Exercise brief: What lines of the data include the string "members"? Copy them all.

--- begin Task input ---

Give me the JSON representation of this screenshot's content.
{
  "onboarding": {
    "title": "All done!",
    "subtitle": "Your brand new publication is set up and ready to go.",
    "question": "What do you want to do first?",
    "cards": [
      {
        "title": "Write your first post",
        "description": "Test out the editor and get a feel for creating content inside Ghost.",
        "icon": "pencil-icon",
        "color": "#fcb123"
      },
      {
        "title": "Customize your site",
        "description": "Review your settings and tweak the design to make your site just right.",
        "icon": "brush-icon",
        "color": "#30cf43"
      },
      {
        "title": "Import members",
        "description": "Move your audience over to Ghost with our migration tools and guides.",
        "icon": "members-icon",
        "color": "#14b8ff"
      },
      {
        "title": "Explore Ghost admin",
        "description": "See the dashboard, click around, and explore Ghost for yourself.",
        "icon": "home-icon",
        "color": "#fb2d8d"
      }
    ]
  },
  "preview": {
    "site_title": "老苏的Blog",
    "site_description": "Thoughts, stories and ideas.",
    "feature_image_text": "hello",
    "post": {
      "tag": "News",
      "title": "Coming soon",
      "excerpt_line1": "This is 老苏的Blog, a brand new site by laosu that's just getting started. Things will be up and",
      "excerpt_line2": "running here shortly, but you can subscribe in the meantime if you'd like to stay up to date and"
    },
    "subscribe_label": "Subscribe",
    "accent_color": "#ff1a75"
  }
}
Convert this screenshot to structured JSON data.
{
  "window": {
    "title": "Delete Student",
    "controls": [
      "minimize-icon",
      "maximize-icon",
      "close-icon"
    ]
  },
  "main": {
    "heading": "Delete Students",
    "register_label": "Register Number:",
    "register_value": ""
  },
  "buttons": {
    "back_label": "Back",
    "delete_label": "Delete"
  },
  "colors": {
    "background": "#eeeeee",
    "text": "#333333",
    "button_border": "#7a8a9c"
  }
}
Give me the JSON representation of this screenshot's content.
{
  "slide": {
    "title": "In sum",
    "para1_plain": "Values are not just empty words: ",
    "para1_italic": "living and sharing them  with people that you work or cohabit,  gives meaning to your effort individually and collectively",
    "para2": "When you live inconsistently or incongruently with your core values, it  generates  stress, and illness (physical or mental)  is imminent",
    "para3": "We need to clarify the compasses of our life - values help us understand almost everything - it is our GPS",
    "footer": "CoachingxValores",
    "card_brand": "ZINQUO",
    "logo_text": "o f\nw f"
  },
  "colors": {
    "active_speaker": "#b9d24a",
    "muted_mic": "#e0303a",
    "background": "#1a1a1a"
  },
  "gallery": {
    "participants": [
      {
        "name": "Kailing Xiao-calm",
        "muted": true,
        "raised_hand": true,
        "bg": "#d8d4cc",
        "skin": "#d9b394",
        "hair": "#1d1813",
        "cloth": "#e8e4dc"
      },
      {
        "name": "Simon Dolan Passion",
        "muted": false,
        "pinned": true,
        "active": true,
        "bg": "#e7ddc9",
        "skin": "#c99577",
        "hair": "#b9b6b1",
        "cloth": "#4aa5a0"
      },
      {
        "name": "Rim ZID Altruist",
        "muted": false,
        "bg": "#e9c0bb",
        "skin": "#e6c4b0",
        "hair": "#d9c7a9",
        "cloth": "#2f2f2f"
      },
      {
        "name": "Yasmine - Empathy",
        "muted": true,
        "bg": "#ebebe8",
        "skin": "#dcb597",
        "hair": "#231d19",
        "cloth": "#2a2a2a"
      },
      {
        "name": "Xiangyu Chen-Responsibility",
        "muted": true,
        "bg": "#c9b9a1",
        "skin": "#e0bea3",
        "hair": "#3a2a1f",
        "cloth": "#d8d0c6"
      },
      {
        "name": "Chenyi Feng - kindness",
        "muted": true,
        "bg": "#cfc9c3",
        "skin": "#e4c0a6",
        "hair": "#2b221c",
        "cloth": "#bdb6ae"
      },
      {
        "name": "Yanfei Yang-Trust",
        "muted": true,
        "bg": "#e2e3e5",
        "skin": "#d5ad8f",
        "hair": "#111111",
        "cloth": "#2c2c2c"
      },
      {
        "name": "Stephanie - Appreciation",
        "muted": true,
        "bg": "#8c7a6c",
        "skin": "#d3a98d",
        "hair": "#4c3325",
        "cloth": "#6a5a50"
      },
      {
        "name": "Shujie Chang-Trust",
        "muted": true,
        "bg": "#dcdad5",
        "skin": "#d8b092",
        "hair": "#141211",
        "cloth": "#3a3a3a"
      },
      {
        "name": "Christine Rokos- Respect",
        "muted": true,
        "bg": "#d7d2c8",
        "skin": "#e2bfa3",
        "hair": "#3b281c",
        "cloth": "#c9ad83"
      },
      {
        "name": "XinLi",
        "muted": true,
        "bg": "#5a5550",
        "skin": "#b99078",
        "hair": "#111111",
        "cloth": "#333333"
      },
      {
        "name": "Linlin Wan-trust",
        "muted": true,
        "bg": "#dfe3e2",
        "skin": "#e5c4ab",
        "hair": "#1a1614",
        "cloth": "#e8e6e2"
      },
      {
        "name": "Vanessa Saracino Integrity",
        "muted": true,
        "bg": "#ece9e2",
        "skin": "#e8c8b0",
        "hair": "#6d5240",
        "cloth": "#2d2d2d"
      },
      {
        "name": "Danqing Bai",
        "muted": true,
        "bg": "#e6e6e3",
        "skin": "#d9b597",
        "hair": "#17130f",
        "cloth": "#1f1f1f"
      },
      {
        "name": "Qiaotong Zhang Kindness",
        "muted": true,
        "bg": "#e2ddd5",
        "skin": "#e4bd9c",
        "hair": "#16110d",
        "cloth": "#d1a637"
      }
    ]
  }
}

--- end Task input ---

Solution:
        "title": "Import members",
        "icon": "members-icon",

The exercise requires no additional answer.